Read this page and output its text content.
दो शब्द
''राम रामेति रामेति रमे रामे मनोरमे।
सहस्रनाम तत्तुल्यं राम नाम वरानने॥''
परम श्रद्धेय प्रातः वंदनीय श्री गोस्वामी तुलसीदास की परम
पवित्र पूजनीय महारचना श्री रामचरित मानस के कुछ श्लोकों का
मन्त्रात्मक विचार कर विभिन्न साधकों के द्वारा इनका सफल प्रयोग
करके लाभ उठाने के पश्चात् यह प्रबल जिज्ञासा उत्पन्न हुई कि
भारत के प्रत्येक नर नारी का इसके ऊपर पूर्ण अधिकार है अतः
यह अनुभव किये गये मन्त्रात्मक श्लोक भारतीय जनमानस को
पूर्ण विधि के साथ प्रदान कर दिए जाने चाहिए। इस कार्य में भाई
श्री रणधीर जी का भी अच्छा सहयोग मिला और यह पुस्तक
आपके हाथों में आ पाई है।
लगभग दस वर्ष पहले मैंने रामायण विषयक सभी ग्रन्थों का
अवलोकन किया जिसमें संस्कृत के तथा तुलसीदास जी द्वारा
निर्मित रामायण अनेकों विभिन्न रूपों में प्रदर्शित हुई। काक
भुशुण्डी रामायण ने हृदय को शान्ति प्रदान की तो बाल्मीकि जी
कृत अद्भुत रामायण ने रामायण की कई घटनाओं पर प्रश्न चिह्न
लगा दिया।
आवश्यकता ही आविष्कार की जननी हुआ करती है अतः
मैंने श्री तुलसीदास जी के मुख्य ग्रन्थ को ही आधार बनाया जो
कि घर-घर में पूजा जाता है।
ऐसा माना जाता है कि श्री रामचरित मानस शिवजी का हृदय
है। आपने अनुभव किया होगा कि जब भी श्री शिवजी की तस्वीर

^^^^

DO THIS: Write out every line from the records above, word for word.

RESPONSE TO THIS EXERCISE:
Read this page and output its text content.
दो शब्द
''राम रामेति रामेति रमे रामे मनोरमे।
सहस्रनाम तत्तुल्यं राम नाम वरानने॥''
परम श्रद्धेय प्रातः वंदनीय श्री गोस्वामी तुलसीदास की परम
पवित्र पूजनीय महारचना श्री रामचरित मानस के कुछ श्लोकों का
मन्त्रात्मक विचार कर विभिन्न साधकों के द्वारा इनका सफल प्रयोग
करके लाभ उठाने के पश्चात् यह प्रबल जिज्ञासा उत्पन्न हुई कि
भारत के प्रत्येक नर नारी का इसके ऊपर पूर्ण अधिकार है अतः
यह अनुभव किये गये मन्त्रात्मक श्लोक भारतीय जनमानस को
पूर्ण विधि के साथ प्रदान कर दिए जाने चाहिए। इस कार्य में भाई
श्री रणधीर जी का भी अच्छा सहयोग मिला और यह पुस्तक
आपके हाथों में आ पाई है।
लगभग दस वर्ष पहले मैंने रामायण विषयक सभी ग्रन्थों का
अवलोकन किया जिसमें संस्कृत के तथा तुलसीदास जी द्वारा
निर्मित रामायण अनेकों विभिन्न रूपों में प्रदर्शित हुई। काक
भुशुण्डी रामायण ने हृदय को शान्ति प्रदान की तो बाल्मीकि जी
कृत अद्भुत रामायण ने रामायण की कई घटनाओं पर प्रश्न चिह्न
लगा दिया।
आवश्यकता ही आविष्कार की जननी हुआ करती है अतः
मैंने श्री तुलसीदास जी के मुख्य ग्रन्थ को ही आधार बनाया जो
कि घर-घर में पूजा जाता है।
ऐसा माना जाता है कि श्री रामचरित मानस शिवजी का हृदय
है। आपने अनुभव किया होगा कि जब भी श्री शिवजी की तस्वीर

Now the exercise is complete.